Job: Exclude the pictures, then copy all remaining records exactly.

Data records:
[BEGIN]

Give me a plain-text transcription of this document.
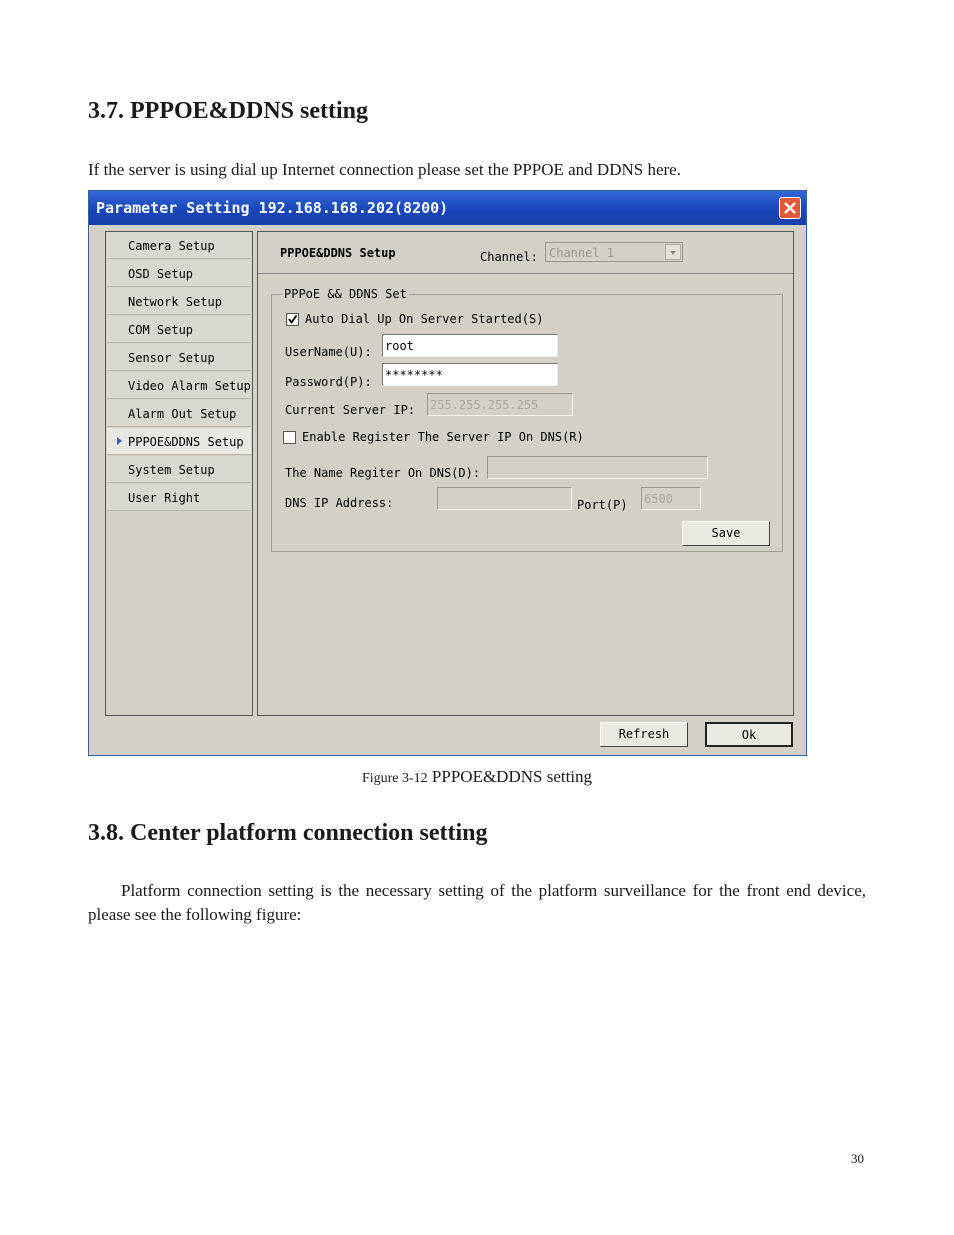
3.7. PPPOE&DDNS setting
If the server is using dial up Internet connection please set the PPPOE and DDNS here.
Parameter Setting 192.168.168.202(8200)
Camera Setup
OSD Setup
Network Setup
COM Setup
Sensor Setup
Video Alarm Setup
Alarm Out Setup
PPPOE&DDNS Setup
System Setup
User Right
PPPOE&DDNS Setup	Channel: Channel 1
PPPoE && DDNS Set
Auto Dial Up On Server Started(S)
UserName(U): root
Password(P): ********
Current Server IP: 255.255.255.255
Enable Register The Server IP On DNS(R)
The Name Regiter On DNS(D):
DNS IP Address:	Port(P) 6500
Save
Refresh	Ok
Figure 3-12 PPPOE&DDNS setting
3.8. Center platform connection setting
Platform connection setting is the necessary setting of the platform surveillance for the front end device, please see the following figure:
30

[END]

Output for this exercise:
Give me a plain-text transcription of this document.
3.7. PPPOE&DDNS setting
If the server is using dial up Internet connection please set the PPPOE and DDNS here.
Parameter Setting 192.168.168.202(8200)
Camera Setup
OSD Setup
Network Setup
COM Setup
Sensor Setup
Video Alarm Setup
Alarm Out Setup
PPPOE&DDNS Setup
System Setup
User Right
PPPOE&DDNS Setup	Channel: Channel 1
PPPoE && DDNS Set
Auto Dial Up On Server Started(S)
UserName(U): root
Password(P): ********
Current Server IP: 255.255.255.255
Enable Register The Server IP On DNS(R)
The Name Regiter On DNS(D):
DNS IP Address:	Port(P) 6500
Save
Refresh	Ok
Figure 3-12 PPPOE&DDNS setting
3.8. Center platform connection setting
Platform connection setting is the necessary setting of the platform surveillance for the front end device, please see the following figure:
30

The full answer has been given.